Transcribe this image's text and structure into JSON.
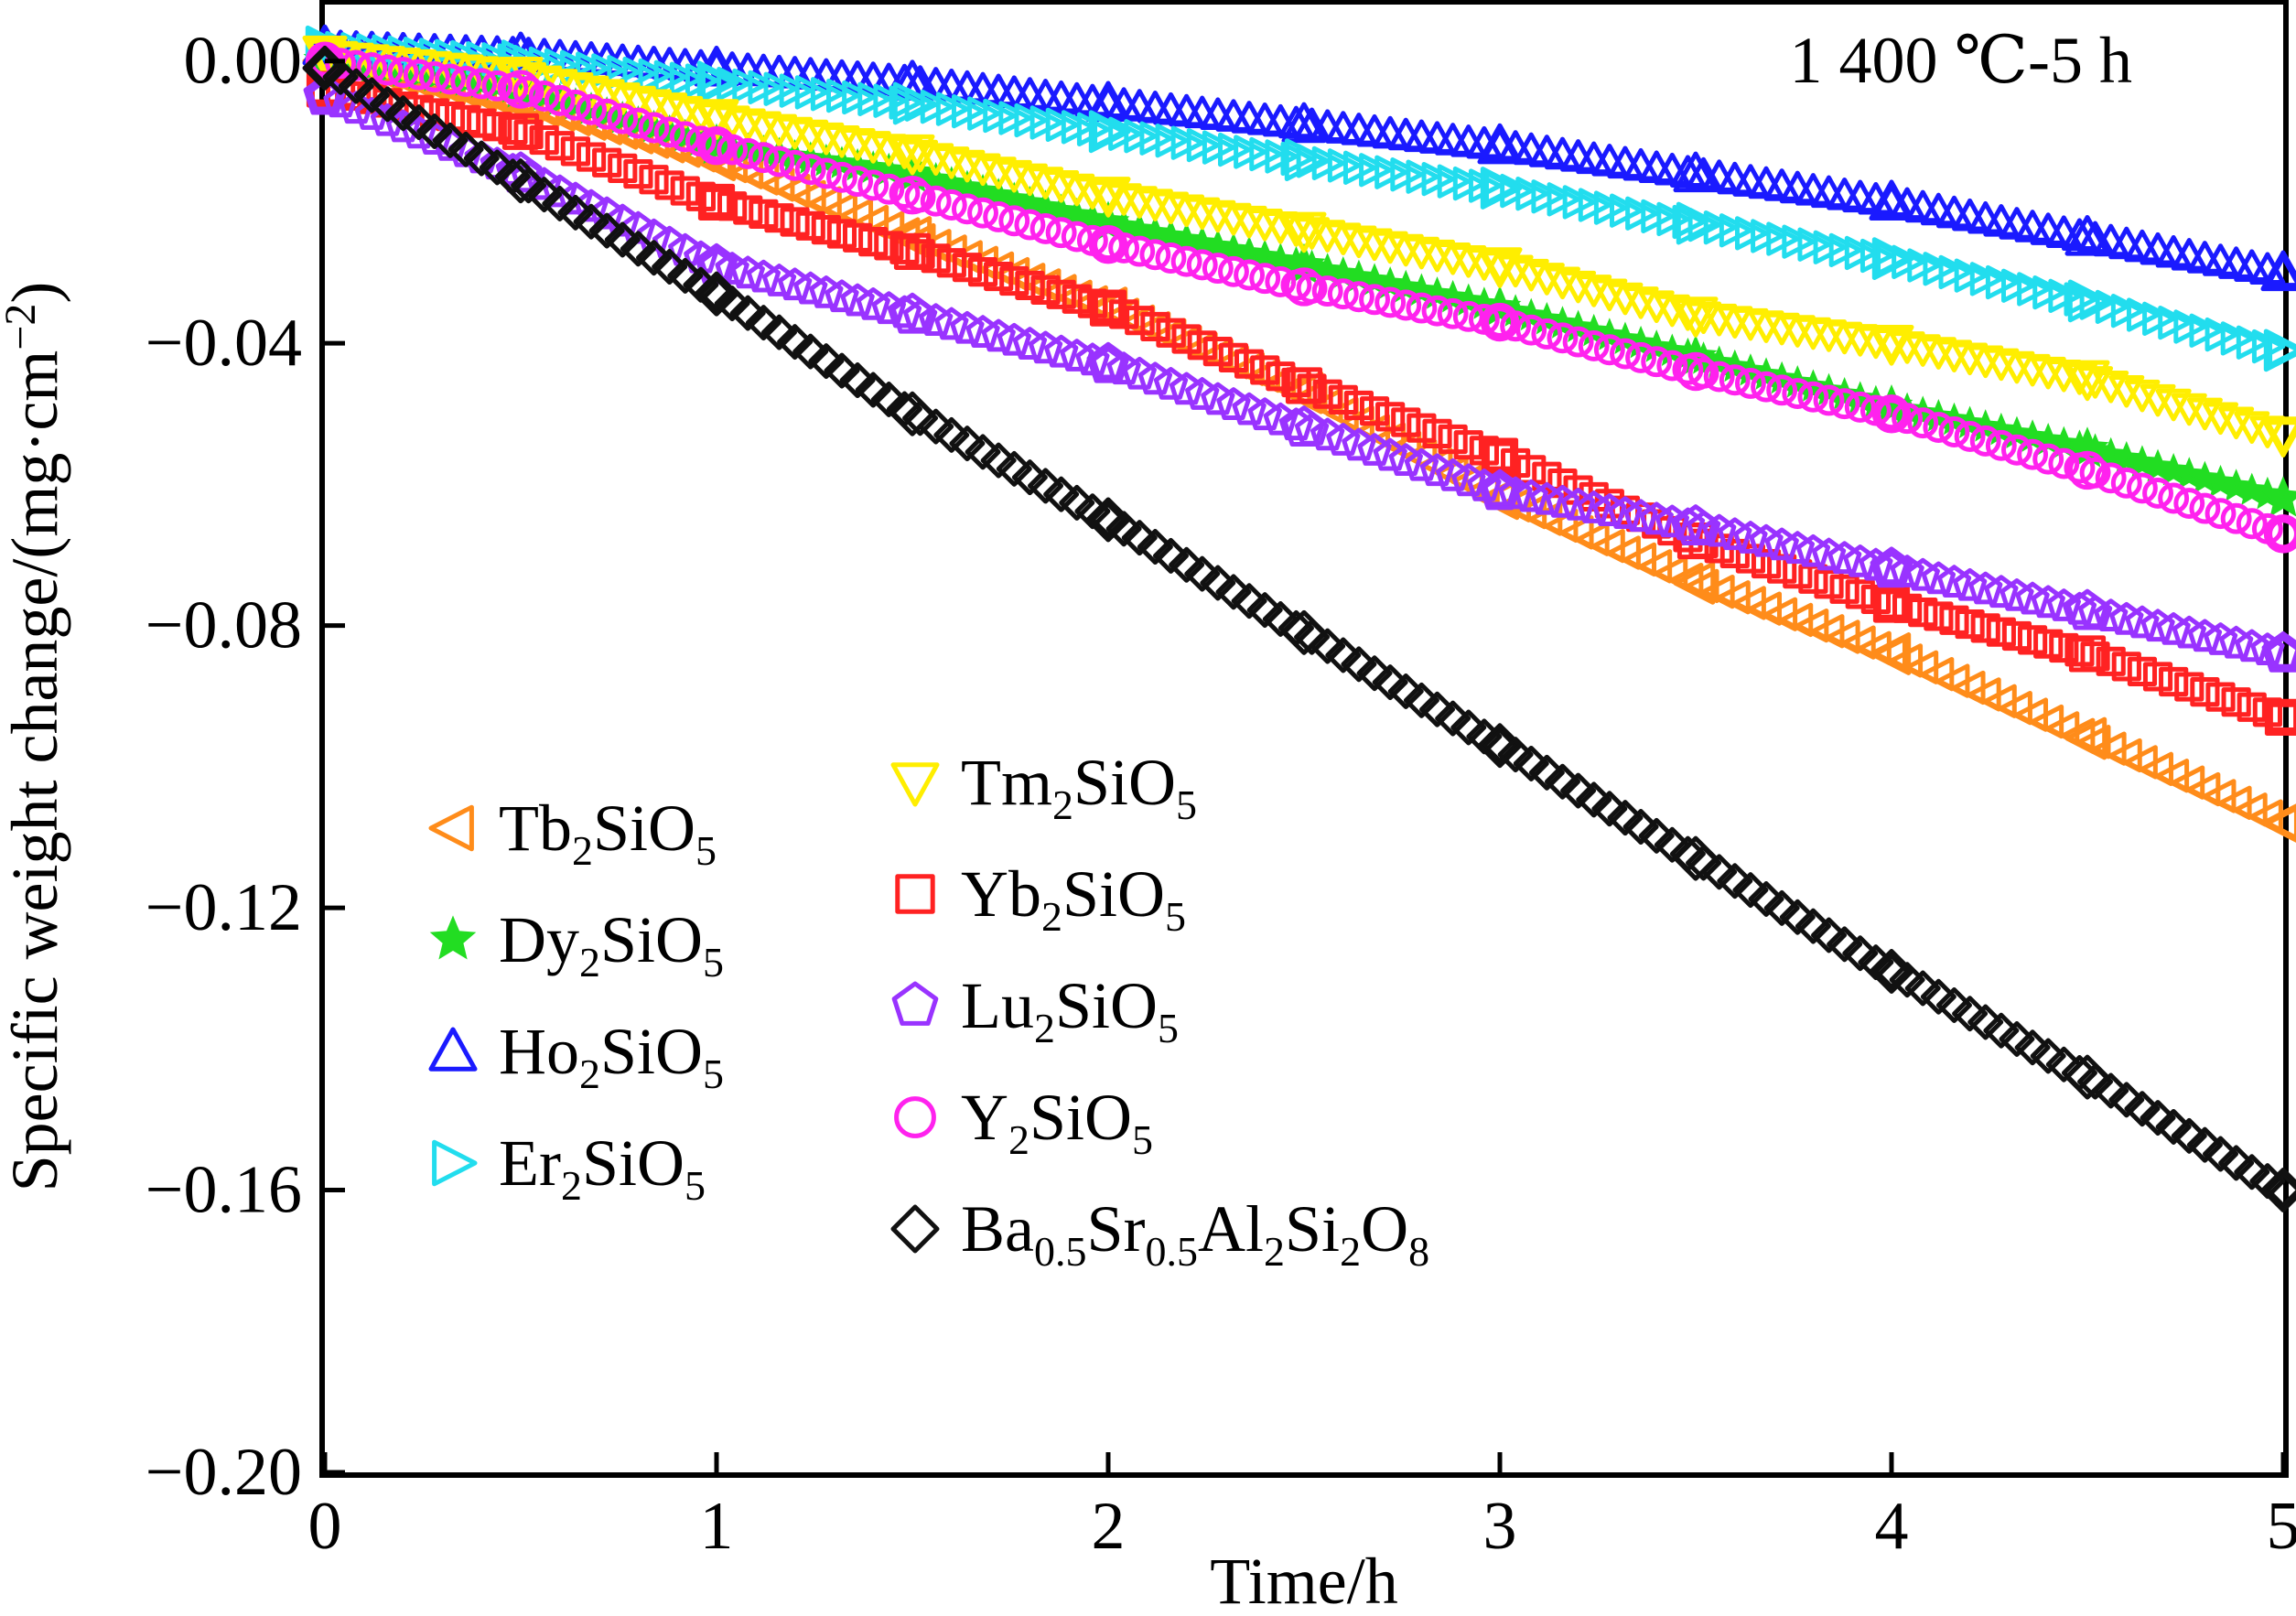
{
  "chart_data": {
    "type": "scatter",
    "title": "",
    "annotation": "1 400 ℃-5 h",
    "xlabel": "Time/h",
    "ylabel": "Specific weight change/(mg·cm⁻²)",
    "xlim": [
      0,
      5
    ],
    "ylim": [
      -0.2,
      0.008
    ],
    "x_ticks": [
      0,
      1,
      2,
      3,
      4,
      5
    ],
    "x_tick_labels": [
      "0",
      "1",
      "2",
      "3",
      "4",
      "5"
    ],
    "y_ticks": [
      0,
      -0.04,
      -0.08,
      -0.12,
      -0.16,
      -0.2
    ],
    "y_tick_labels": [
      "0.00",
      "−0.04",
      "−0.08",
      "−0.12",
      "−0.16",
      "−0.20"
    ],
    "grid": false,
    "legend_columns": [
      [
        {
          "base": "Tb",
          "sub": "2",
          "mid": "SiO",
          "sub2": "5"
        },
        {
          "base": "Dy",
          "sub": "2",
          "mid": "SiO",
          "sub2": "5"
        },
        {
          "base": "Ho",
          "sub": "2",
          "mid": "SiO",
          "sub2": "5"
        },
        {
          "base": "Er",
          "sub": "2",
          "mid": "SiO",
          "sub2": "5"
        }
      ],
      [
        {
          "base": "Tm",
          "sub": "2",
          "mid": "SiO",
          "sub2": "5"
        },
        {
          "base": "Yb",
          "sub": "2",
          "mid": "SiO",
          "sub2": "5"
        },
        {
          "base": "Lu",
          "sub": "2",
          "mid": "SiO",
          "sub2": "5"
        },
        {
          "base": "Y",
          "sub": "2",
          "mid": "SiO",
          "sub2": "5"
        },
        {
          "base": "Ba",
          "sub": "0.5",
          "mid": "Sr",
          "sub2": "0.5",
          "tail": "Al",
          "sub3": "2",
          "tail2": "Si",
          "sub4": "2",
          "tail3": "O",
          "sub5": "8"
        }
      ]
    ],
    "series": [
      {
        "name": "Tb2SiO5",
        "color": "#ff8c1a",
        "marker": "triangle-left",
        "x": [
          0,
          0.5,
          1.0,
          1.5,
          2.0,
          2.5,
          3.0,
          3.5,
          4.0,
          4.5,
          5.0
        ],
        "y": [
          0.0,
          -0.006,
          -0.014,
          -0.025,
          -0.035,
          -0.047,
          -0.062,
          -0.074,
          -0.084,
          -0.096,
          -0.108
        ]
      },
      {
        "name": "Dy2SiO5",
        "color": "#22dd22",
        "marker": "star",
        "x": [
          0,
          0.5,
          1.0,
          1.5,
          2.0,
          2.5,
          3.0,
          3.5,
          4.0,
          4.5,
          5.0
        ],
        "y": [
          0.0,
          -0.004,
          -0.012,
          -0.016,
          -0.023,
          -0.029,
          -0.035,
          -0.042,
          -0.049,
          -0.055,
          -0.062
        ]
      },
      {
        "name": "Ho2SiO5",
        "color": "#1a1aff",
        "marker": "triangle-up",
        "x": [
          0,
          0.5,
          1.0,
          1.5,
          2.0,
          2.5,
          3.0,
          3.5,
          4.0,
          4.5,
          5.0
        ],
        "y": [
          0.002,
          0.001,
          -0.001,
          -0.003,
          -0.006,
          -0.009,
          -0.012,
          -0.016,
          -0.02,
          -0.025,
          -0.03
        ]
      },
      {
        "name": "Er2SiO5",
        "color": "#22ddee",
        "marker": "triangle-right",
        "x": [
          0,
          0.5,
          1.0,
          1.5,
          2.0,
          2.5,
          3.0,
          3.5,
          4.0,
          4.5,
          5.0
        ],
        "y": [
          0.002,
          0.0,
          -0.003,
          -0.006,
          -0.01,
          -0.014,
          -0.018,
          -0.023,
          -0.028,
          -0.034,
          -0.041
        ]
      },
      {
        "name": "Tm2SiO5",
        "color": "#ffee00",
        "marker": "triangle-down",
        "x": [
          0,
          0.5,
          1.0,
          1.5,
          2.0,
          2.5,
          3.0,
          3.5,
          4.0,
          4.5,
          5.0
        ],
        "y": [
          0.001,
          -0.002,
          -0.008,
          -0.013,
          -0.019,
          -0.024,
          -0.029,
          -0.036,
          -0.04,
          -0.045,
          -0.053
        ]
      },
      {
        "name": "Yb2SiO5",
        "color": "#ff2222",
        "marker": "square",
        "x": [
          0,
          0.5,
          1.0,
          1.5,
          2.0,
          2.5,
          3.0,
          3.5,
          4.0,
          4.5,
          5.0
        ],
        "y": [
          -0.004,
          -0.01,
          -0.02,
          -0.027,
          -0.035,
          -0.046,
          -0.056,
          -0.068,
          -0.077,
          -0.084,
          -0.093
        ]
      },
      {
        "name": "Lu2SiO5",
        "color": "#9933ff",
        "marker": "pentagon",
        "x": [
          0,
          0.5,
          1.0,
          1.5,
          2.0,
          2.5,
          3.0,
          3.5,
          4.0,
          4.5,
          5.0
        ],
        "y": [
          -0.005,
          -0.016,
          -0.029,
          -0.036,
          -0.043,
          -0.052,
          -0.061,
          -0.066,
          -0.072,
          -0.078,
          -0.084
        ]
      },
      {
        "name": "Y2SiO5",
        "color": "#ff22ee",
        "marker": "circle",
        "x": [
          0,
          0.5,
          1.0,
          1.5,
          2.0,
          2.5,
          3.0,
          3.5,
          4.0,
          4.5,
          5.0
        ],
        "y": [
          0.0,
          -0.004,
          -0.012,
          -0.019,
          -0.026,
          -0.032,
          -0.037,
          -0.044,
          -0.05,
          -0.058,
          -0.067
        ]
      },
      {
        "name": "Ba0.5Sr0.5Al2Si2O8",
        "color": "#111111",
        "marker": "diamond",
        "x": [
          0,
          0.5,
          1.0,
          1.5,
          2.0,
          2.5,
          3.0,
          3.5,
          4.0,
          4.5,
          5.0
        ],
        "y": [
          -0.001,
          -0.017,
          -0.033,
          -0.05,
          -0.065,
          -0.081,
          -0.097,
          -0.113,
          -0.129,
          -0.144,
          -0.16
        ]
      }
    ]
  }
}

-----

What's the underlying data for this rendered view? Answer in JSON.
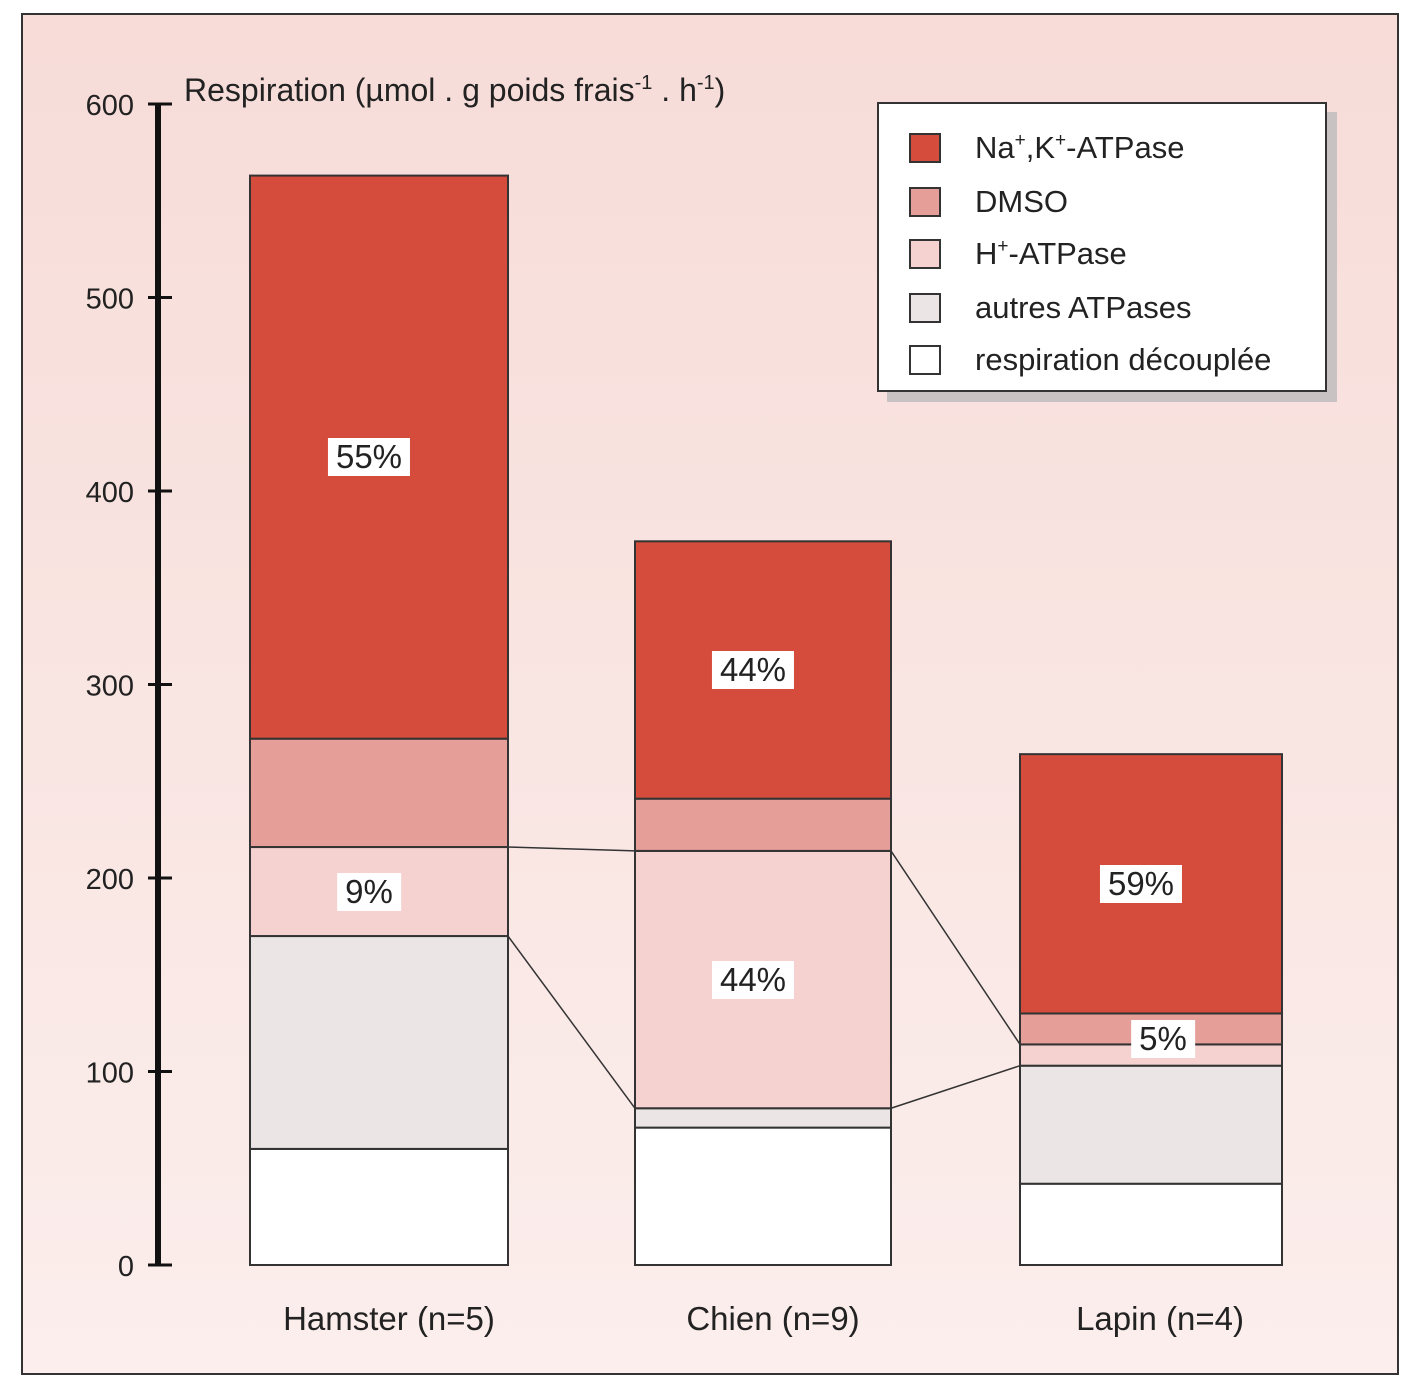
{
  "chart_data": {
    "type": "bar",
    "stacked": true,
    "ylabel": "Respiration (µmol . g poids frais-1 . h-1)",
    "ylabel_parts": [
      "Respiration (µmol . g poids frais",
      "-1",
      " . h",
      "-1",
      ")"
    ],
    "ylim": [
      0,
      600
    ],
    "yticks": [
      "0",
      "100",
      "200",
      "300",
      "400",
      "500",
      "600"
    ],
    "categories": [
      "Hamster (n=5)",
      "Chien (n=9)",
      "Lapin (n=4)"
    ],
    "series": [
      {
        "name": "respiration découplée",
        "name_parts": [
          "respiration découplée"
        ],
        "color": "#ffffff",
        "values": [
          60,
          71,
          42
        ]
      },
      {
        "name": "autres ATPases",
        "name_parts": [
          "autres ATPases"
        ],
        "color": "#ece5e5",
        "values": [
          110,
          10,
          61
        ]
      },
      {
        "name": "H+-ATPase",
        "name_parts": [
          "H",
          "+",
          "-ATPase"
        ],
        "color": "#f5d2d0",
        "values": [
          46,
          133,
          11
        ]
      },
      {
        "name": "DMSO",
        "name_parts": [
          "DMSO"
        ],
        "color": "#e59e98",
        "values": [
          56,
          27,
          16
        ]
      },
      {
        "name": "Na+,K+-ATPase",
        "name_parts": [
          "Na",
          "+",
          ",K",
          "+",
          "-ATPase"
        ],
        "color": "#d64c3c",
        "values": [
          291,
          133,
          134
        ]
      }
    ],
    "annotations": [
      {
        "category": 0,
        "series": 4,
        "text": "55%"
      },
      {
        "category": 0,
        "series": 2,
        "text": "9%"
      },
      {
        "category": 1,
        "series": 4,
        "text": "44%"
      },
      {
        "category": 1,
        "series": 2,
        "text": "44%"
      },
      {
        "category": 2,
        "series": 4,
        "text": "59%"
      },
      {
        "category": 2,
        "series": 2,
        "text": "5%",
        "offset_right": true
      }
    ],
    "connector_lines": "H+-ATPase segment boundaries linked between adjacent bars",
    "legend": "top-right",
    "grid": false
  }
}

-----

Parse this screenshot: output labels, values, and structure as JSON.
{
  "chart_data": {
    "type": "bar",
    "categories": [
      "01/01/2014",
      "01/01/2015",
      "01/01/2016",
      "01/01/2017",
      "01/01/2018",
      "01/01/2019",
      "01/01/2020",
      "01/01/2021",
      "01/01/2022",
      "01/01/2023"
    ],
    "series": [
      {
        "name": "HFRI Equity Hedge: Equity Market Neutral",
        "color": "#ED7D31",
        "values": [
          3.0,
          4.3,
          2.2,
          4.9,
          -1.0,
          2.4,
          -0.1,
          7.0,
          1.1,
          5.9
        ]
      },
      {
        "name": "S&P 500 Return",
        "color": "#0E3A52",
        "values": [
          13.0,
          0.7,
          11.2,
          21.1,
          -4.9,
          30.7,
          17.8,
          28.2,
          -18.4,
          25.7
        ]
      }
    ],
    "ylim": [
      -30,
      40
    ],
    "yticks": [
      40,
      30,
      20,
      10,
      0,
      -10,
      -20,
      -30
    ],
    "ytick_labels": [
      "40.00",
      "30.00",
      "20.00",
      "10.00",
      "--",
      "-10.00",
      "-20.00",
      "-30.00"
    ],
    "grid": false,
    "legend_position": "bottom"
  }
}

-----

(INSTRUCTIONS FOR THE TASK) Only a number is wanted: how many lines of the material above hold "triangle"?

(EXERCISE RESPONSE) 4